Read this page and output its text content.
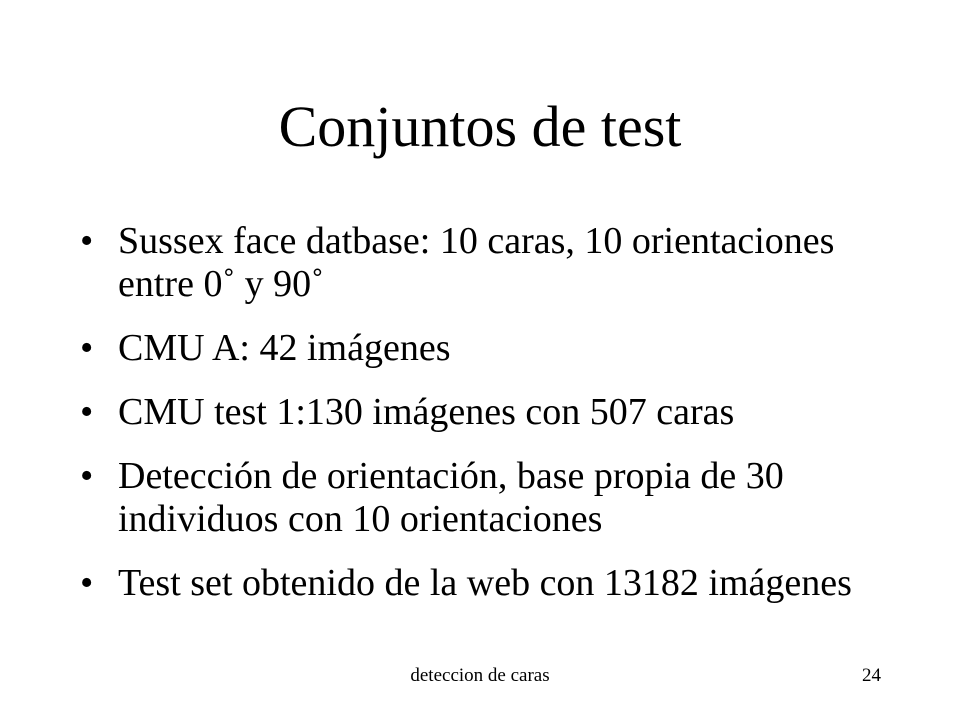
Conjuntos de test
• Sussex face datbase: 10 caras, 10 orientaciones entre 0˚ y 90˚
• CMU A: 42 imágenes
• CMU test 1:130 imágenes con 507 caras
• Detección de orientación, base propia de 30 individuos con 10 orientaciones
• Test set obtenido de la web con 13182 imágenes
deteccion de caras	24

———

*Task prompt:* Each entry above should be copied word for word, with the images omitted.

*Written reply:*
Read this page and output its text content.
Conjuntos de test
• Sussex face datbase: 10 caras, 10 orientaciones entre 0˚ y 90˚
• CMU A: 42 imágenes
• CMU test 1:130 imágenes con 507 caras
• Detección de orientación, base propia de 30 individuos con 10 orientaciones
• Test set obtenido de la web con 13182 imágenes
deteccion de caras	24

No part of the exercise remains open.